PAGE TEXT start

5

As usual I turn to the massive brain power that is the Stackoverflow user base to help solve a Lucene.NET problem I am battling with. First off, I am a complete noob when it comes to Lucene and Lucene.NET and by using the scattered tutorials and code snippets online, I have cobbled together the follow solution for my scenario.

The Scenario

I have an index of the following structure:

---------------------------------------------------------
| id  |    date    | security |           text          |
---------------------------------------------------------
|  1  | 2011-01-01 | -1-12-4- | some analyzed text here |
---------------------------------------------------------
|  2  | 2011-01-01 |  -11-3-  | some analyzed text here |
---------------------------------------------------------
|  3  | 2011-01-01 |    -1-   | some analyzed text here |
---------------------------------------------------------

I need to be able to query the text field, but restrict the results to users that have specific roleId's.

What I came up with to accomplish this (after many, many trips to Google) is to use a "security field" and a Lucene filter to restrict the result set as outlined below:

class SecurityFilter : Lucene.Net.Search.Filter
{
    public override System.Collections.BitArray Bits(Lucene.Net.Index.IndexReader indexReader)
    {
        BitArray bitarray = new BitArray(indexReader.MaxDoc());

        for (int i = 0; i < bitarray.Length; i++)
        {
            if (indexReader.Document(i).Get("security").Contains("-1-"))
            {
                bitarray.Set(i, true);
            }
        }

        return bitarray;
    }
}

... and then ...

Lucene.Net.Search.Sort sort = new Lucene.Net.Search.Sort(new Lucene.Net.Search.SortField("date", true));
Lucene.Net.Analysis.Standard.StandardAnalyzer analyzer = new Lucene.Net.Analysis.Standard.StandardAnalyzer(Lucene.Net.Util.Version.LUCENE_29);
Lucene.Net.Search.IndexSearcher searcher = new Lucene.Net.Search.IndexSearcher(Lucene.Net.Store.FSDirectory.Open(indexDirectory), true);
Lucene.Net.QueryParsers.QueryParser parser = new Lucene.Net.QueryParsers.QueryParser(Lucene.Net.Util.Version.LUCENE_29, "text", analyzer);
Lucene.Net.Search.Query query = parser.Parse("some search phrase");
SecurityFilter filter = new SecurityFilter();
Lucene.Net.Search.Hits hits = searcher.Search(query, filter, sort);

This works as expected and would only return documents with the id's of 1 and 3. The problem is that on large indexes this process becomes very slow.

PAGE TEXT end
EXCERPTED RECORDS start

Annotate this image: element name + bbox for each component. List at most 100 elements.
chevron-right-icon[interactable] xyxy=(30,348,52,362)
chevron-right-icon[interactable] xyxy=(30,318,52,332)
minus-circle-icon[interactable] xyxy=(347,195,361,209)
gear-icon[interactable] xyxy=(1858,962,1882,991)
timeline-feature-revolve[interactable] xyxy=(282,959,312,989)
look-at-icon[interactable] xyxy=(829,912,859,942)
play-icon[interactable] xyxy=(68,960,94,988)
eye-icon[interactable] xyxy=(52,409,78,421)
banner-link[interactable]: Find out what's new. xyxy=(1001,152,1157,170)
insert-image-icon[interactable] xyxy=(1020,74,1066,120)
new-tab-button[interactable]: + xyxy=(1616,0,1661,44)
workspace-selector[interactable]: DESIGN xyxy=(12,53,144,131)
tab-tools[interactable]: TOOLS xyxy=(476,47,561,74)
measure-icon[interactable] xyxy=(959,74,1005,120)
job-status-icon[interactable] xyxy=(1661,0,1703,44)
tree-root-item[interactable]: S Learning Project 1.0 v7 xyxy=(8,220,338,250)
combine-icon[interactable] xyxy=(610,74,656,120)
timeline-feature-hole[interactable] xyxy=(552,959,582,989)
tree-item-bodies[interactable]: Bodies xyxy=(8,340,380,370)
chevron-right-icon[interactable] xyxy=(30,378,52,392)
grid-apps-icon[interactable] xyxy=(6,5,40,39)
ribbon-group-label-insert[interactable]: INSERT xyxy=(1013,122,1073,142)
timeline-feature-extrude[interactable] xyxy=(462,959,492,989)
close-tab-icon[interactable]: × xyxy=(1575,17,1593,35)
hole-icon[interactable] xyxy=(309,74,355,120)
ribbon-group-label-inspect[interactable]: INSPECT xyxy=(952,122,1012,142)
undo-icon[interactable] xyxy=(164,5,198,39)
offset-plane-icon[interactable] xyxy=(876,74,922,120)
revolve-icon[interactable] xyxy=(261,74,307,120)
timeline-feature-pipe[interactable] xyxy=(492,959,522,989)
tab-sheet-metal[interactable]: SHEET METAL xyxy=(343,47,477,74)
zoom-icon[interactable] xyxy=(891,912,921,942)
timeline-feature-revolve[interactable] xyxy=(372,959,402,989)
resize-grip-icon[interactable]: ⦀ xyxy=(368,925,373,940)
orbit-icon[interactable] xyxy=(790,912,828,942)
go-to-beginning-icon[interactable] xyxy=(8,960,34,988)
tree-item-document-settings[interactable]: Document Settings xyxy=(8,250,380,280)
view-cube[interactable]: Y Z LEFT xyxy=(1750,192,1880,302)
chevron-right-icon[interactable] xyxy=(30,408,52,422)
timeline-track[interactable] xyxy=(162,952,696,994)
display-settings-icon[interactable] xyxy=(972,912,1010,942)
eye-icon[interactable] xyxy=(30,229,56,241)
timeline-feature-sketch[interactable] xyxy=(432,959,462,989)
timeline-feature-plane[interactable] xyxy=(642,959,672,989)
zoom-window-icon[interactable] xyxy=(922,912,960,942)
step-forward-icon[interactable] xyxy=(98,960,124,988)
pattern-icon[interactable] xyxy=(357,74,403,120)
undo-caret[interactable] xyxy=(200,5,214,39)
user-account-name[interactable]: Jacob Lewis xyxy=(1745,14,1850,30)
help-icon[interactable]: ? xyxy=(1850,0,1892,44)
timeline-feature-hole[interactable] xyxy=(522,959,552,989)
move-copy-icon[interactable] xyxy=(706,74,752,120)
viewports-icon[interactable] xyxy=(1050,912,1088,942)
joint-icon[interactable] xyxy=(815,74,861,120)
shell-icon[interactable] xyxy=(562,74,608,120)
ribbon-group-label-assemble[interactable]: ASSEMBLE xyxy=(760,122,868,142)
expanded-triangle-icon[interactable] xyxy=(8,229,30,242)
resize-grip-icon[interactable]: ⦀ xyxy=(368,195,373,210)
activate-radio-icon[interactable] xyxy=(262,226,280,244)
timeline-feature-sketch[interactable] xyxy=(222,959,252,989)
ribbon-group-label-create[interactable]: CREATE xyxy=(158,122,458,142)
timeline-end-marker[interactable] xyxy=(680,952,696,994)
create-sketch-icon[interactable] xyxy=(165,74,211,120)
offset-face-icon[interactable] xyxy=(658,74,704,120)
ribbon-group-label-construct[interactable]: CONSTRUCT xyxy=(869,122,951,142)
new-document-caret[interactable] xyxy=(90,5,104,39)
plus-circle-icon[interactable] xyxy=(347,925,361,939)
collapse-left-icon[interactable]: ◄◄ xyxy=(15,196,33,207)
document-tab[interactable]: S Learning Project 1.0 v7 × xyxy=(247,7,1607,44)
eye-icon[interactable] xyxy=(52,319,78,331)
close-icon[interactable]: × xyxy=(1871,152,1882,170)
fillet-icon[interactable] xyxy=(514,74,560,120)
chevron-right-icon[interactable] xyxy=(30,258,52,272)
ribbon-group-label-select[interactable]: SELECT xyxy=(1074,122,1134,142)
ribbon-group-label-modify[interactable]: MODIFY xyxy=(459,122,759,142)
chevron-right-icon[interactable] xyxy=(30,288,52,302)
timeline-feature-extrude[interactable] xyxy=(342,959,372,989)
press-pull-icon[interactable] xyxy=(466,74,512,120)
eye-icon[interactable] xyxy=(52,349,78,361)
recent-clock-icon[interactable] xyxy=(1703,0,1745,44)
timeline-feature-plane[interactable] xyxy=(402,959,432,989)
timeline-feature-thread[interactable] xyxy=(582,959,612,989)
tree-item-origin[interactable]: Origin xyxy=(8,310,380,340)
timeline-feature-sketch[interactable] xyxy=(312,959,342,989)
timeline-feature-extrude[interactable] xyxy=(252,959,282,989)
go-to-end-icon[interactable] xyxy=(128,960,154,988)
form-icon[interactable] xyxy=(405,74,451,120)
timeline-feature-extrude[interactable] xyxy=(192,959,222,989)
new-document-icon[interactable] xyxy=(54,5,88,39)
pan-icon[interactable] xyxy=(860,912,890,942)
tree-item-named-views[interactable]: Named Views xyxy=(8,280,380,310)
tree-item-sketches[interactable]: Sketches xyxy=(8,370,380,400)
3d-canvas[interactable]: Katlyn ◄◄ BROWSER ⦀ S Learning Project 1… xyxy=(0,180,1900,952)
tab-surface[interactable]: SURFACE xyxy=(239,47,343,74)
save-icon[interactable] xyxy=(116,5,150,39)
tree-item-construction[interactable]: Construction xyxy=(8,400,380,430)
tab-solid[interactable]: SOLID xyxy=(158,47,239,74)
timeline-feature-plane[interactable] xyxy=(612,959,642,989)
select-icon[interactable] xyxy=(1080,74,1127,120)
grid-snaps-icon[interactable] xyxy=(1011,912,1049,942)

EXCERPTED RECORDS end

== WRITTEN PROBLEM ==
According to the Lucene.NET post, which document ids does the filtered search return? The records have no connection to the Lucene.NET post.

== COMPLETE RESPONSE ==
Only the documents with ids 1 and 3.